## Stored data
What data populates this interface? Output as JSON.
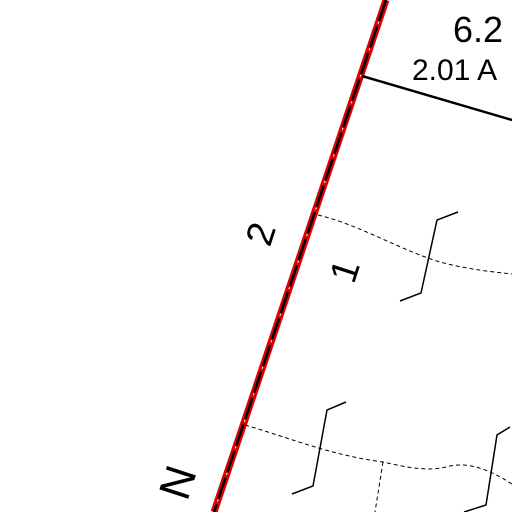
{
  "labels": {
    "area": "6.2",
    "acres": "2.01 A",
    "lot_2": "2",
    "lot_1": "1",
    "road": "N"
  }
}
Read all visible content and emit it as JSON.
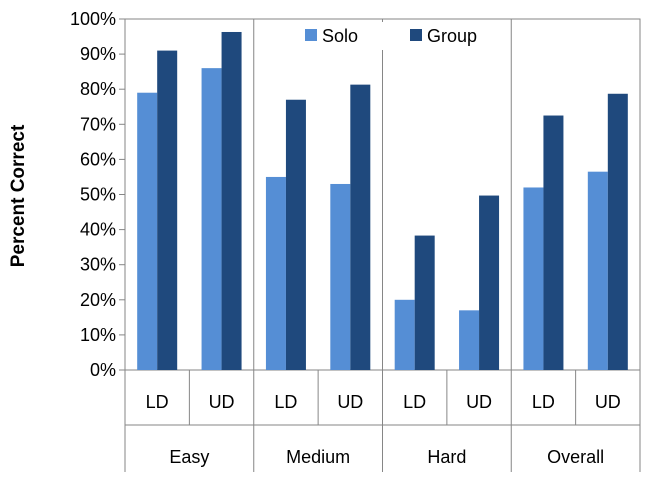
{
  "chart_data": {
    "type": "bar",
    "title": "",
    "ylabel": "Percent Correct",
    "xlabel": "",
    "ylim": [
      0,
      1
    ],
    "y_ticks": [
      0,
      0.1,
      0.2,
      0.3,
      0.4,
      0.5,
      0.6,
      0.7,
      0.8,
      0.9,
      1.0
    ],
    "y_tick_labels": [
      "0%",
      "10%",
      "20%",
      "30%",
      "40%",
      "50%",
      "60%",
      "70%",
      "80%",
      "90%",
      "100%"
    ],
    "grid": false,
    "legend_position": "top-center",
    "groups": [
      {
        "label": "Easy",
        "categories": [
          "LD",
          "UD"
        ]
      },
      {
        "label": "Medium",
        "categories": [
          "LD",
          "UD"
        ]
      },
      {
        "label": "Hard",
        "categories": [
          "LD",
          "UD"
        ]
      },
      {
        "label": "Overall",
        "categories": [
          "LD",
          "UD"
        ]
      }
    ],
    "categories": [
      "LD",
      "UD",
      "LD",
      "UD",
      "LD",
      "UD",
      "LD",
      "UD"
    ],
    "series": [
      {
        "name": "Solo",
        "color": "#558ED5",
        "values": [
          0.79,
          0.86,
          0.55,
          0.53,
          0.2,
          0.17,
          0.52,
          0.565
        ]
      },
      {
        "name": "Group",
        "color": "#1F497D",
        "values": [
          0.91,
          0.963,
          0.77,
          0.813,
          0.383,
          0.497,
          0.725,
          0.787
        ]
      }
    ]
  }
}
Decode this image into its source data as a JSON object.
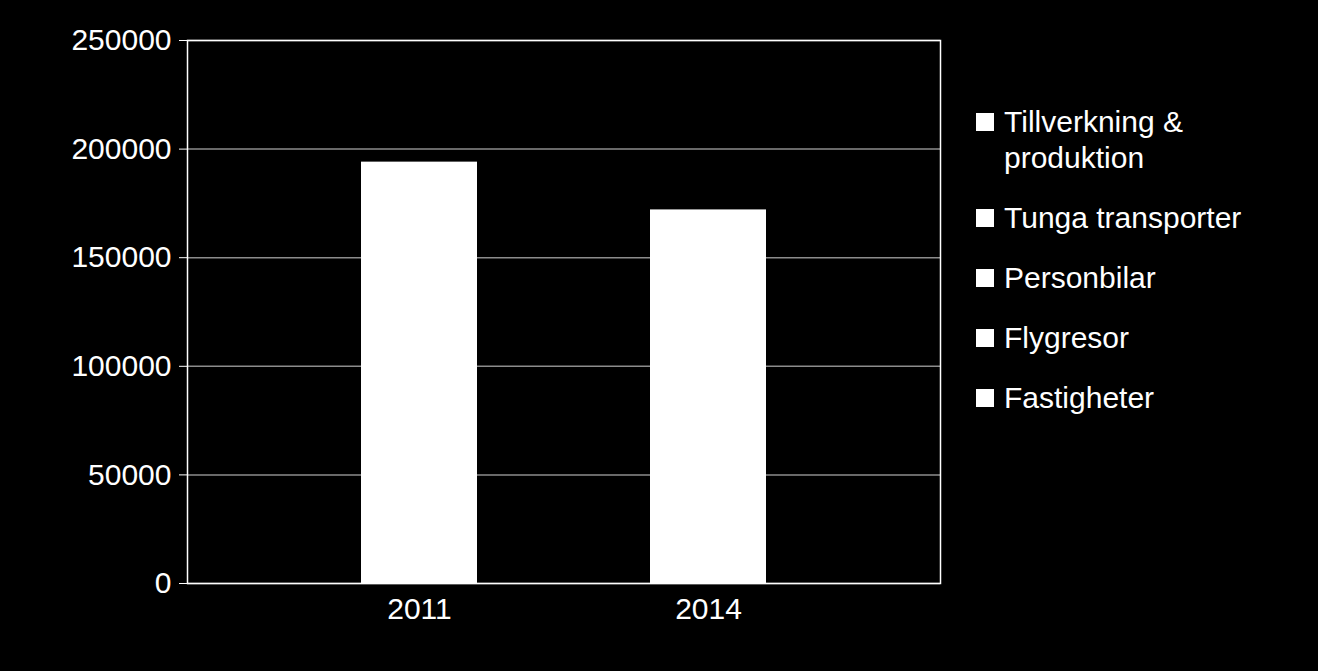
{
  "chart_data": {
    "type": "bar",
    "categories": [
      "2011",
      "2014"
    ],
    "values": [
      194000,
      172000
    ],
    "color": "#ffffff",
    "ylim": [
      0,
      250000
    ],
    "yticks": [
      0,
      50000,
      100000,
      150000,
      200000,
      250000
    ],
    "grid": true,
    "legend": "right",
    "legend_entries": [
      "Tillverkning & produktion",
      "Tunga transporter",
      "Personbilar",
      "Flygresor",
      "Fastigheter"
    ]
  }
}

## Objective
Every entry above needs to be retyped exactly; drop the pictures.

## Exercise response
What data populates this interface? Output as JSON.
{
  "labels": {
    "area": "6.2",
    "acres": "2.01 A",
    "lot_2": "2",
    "lot_1": "1",
    "road": "N"
  }
}
Read all visible content and emit it as JSON.
{
  "chart_data": {
    "type": "bar",
    "title": "",
    "ylabel": "Percent Correct",
    "xlabel": "",
    "ylim": [
      0,
      1
    ],
    "y_ticks": [
      0,
      0.1,
      0.2,
      0.3,
      0.4,
      0.5,
      0.6,
      0.7,
      0.8,
      0.9,
      1.0
    ],
    "y_tick_labels": [
      "0%",
      "10%",
      "20%",
      "30%",
      "40%",
      "50%",
      "60%",
      "70%",
      "80%",
      "90%",
      "100%"
    ],
    "grid": false,
    "legend_position": "top-center",
    "groups": [
      {
        "label": "Easy",
        "categories": [
          "LD",
          "UD"
        ]
      },
      {
        "label": "Medium",
        "categories": [
          "LD",
          "UD"
        ]
      },
      {
        "label": "Hard",
        "categories": [
          "LD",
          "UD"
        ]
      },
      {
        "label": "Overall",
        "categories": [
          "LD",
          "UD"
        ]
      }
    ],
    "categories": [
      "LD",
      "UD",
      "LD",
      "UD",
      "LD",
      "UD",
      "LD",
      "UD"
    ],
    "series": [
      {
        "name": "Solo",
        "color": "#558ED5",
        "values": [
          0.79,
          0.86,
          0.55,
          0.53,
          0.2,
          0.17,
          0.52,
          0.565
        ]
      },
      {
        "name": "Group",
        "color": "#1F497D",
        "values": [
          0.91,
          0.963,
          0.77,
          0.813,
          0.383,
          0.497,
          0.725,
          0.787
        ]
      }
    ]
  }
}
Decode this image into its source data as a JSON object.
{
  "chart_data": {
    "type": "bar",
    "categories": [
      "2011",
      "2014"
    ],
    "values": [
      194000,
      172000
    ],
    "color": "#ffffff",
    "ylim": [
      0,
      250000
    ],
    "yticks": [
      0,
      50000,
      100000,
      150000,
      200000,
      250000
    ],
    "grid": true,
    "legend": "right",
    "legend_entries": [
      "Tillverkning & produktion",
      "Tunga transporter",
      "Personbilar",
      "Flygresor",
      "Fastigheter"
    ]
  }
}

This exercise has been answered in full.